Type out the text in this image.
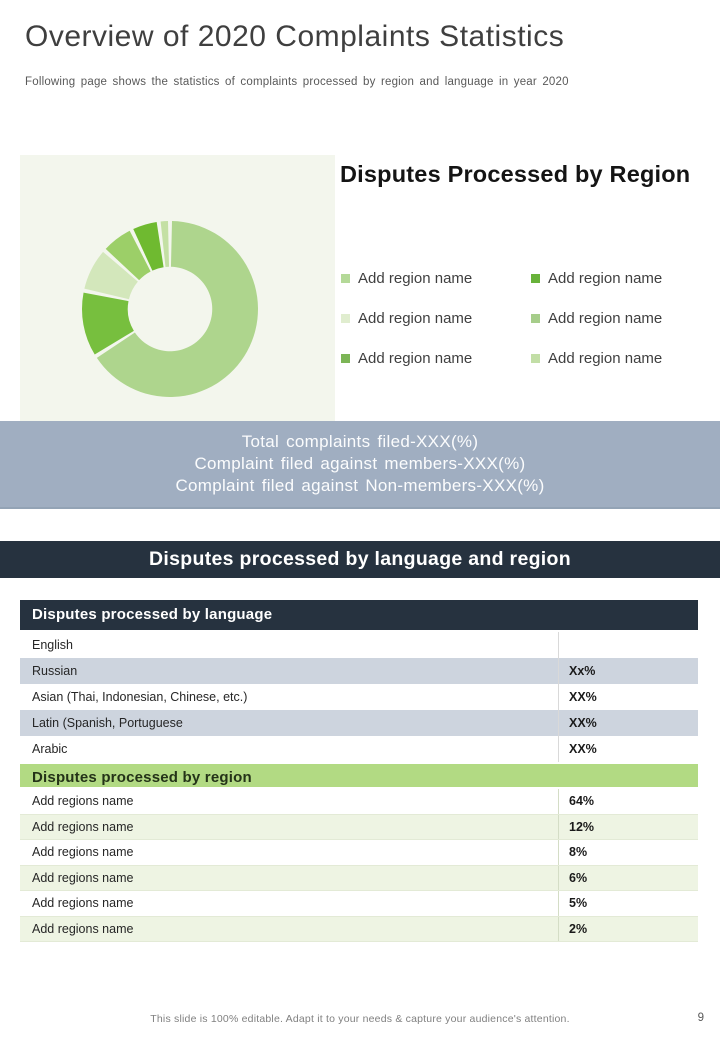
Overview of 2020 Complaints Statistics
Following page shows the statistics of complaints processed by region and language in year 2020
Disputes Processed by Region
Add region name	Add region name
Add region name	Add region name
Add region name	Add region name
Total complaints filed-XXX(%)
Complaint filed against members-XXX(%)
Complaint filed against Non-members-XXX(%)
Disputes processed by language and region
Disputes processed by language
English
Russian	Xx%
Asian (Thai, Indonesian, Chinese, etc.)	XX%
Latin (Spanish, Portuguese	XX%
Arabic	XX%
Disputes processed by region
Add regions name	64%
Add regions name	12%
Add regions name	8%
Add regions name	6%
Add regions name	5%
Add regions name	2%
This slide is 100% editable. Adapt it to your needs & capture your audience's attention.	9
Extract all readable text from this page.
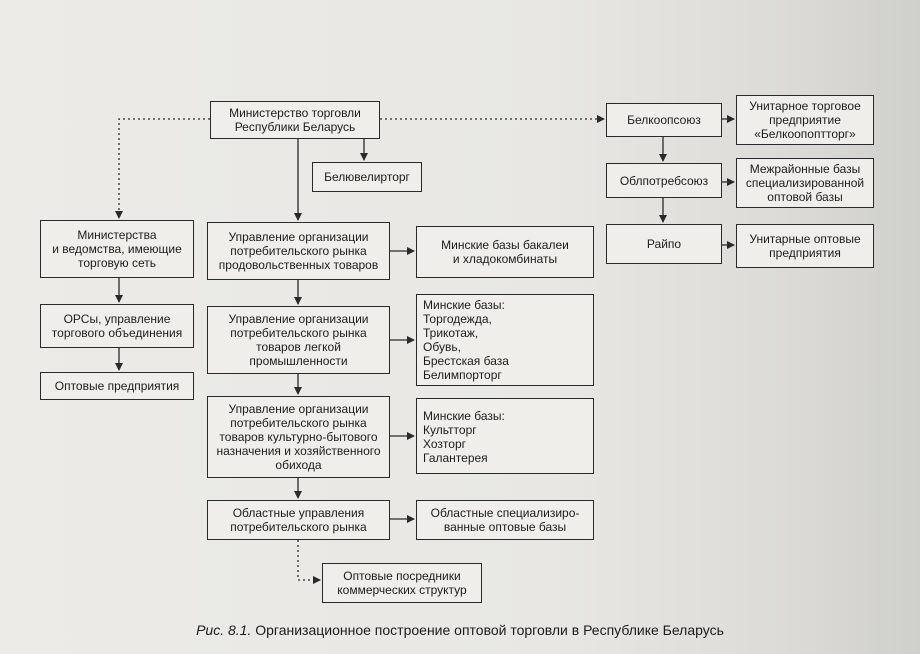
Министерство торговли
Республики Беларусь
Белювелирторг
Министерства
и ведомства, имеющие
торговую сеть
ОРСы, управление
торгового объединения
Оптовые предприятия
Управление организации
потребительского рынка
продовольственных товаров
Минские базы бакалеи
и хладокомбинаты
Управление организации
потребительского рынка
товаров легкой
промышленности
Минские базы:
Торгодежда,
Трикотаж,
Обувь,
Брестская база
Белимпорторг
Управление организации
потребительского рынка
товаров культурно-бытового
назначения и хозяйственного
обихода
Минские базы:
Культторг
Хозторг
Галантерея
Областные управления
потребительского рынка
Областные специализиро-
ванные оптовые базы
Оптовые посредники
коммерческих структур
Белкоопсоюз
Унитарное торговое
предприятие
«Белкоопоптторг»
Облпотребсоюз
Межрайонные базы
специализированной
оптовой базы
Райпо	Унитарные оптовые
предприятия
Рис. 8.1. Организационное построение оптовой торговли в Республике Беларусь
------------------------------------------------
TASK DETAILS:
Gather from the entries above all lines that include the string "оптовой".

CORRECT RESPONSE:
оптовой базы
Рис. 8.1. Организационное построение оптовой торговли в Республике Беларусь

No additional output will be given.